> _Given request 1_
In the interview, give the passage from "What was your" to "digital media hiatus." again, replacing "zine" with "comic".

> _Page text_
········
In the new YA graphic novel by debut author Sofia Szamosi, readers follow Olive as she spends the summer before art school at a coveted internship helping one of the fashion industry’s elite digital-imaging specialists. After a glamourous New York photoshoot, she learns that taking pictures is only the first step andis thrown into the world of image retouching software. Soon she is fixating on her own appearance and pondering the ethics of her work behind the scenes. Unretouchable is a window into a hugely influential world of fashion photography and a tribute to self-acceptance.
Today we welcome author and illustrator Sofia Szamosi as she shares her greatest influences, the themes of the book, and what she thinks of the current fashion industry.
What was your inspiration for the book?
Unretouchable started out as a zine I made in 2016 about my experiences doing an internship with my photo retoucher friend in New York City. While doing the internship and submerging myself in the world of digital image manipulation, I became increasingly alienated by the world of fashion, advertising and social media, and eventually decided to take a year + long digital media hiatus.
What are the big questions the book asks?
The internship and resulting soul searching lead me to question a lot of the images I see around me and ask myself: “how and why am I marketing myself to the world? How and why am I being marketed to? How do these images, especially of women’s bodies, influence how I see and relate to my own body?”
How do you see things having changed in the years since your internship?
········
> _Given request 2_
Copy the listing from its start through the line containing "The surface 42 is at (683, 162).", word for word, without the pictures.
········
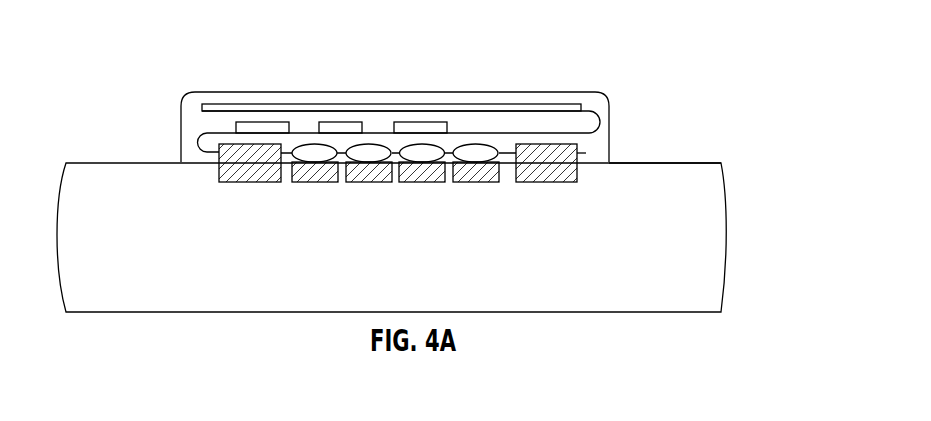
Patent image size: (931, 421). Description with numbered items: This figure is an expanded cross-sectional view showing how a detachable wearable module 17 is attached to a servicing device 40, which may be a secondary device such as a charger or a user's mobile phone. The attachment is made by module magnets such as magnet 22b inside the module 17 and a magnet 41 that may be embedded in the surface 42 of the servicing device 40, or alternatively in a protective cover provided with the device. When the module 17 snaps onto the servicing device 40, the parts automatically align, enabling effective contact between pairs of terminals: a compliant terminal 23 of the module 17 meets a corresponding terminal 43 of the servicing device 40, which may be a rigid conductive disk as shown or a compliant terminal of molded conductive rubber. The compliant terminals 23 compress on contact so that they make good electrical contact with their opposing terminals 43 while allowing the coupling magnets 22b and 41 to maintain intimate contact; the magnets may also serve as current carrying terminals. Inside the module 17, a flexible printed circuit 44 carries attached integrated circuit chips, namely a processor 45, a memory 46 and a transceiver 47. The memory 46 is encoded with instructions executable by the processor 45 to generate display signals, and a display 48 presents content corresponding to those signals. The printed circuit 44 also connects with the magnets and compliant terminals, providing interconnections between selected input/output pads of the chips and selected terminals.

The wearable module 17 is at (594, 103).
The module magnet 22b is at (233, 157).
The compliant terminal 23 is at (370, 152).
The servicing device 40 is at (707, 223).
The magnet 41 is at (238, 178).
The surface 42 is at (683, 162).
The terminal 43 is at (368, 177).
The flexible printed circuit 44 is at (485, 133).
The processor 45 is at (267, 124).
The memory 46 is at (347, 131).
The transceiver 47 is at (418, 131).
The display 48 is at (308, 106).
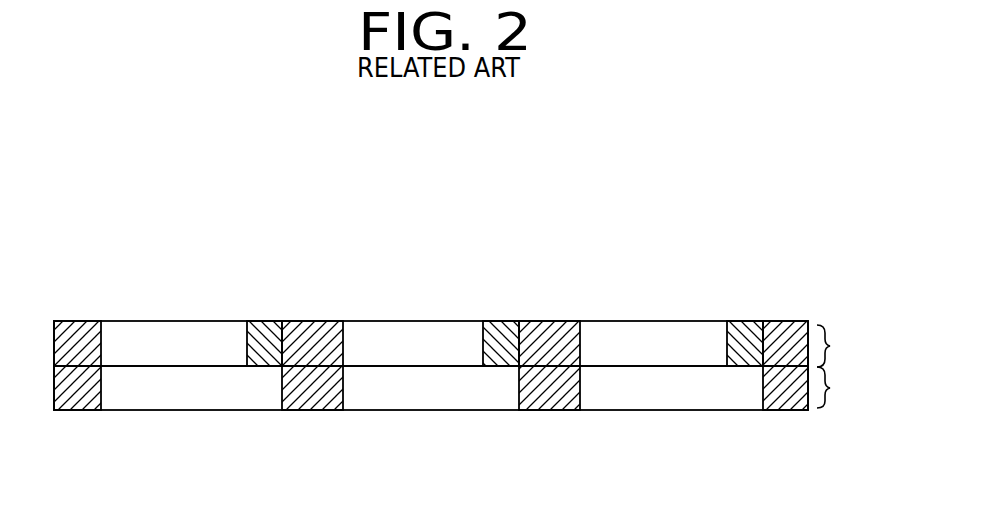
········
> _Response 1_
What was your inspiration for the book?
Unretouchable started out as a comic I made in 2016 about my experiences doing an internship with my photo retoucher friend in New York City. While doing the internship and submerging myself in the world of digital image manipulation, I became increasingly alienated by the world of fashion, advertising and social media, and eventually decided to take a year + long digital media hiatus.

> _Response 2_
Patent image size: (931, 421). Description with numbered items: This figure is an expanded cross-sectional view showing how a detachable wearable module 17 is attached to a servicing device 40, which may be a secondary device such as a charger or a user's mobile phone. The attachment is made by module magnets such as magnet 22b inside the module 17 and a magnet 41 that may be embedded in the surface 42 of the servicing device 40, or alternatively in a protective cover provided with the device. When the module 17 snaps onto the servicing device 40, the parts automatically align, enabling effective contact between pairs of terminals: a compliant terminal 23 of the module 17 meets a corresponding terminal 43 of the servicing device 40, which may be a rigid conductive disk as shown or a compliant terminal of molded conductive rubber. The compliant terminals 23 compress on contact so that they make good electrical contact with their opposing terminals 43 while allowing the coupling magnets 22b and 41 to maintain intimate contact; the magnets may also serve as current carrying terminals. Inside the module 17, a flexible printed circuit 44 carries attached integrated circuit chips, namely a processor 45, a memory 46 and a transceiver 47. The memory 46 is encoded with instructions executable by the processor 45 to generate display signals, and a display 48 presents content corresponding to those signals. The printed circuit 44 also connects with the magnets and compliant terminals, providing interconnections between selected input/output pads of the chips and selected terminals.

The wearable module 17 is at (594, 103).
The module magnet 22b is at (233, 157).
The compliant terminal 23 is at (370, 152).
The servicing device 40 is at (707, 223).
The magnet 41 is at (238, 178).
The surface 42 is at (683, 162).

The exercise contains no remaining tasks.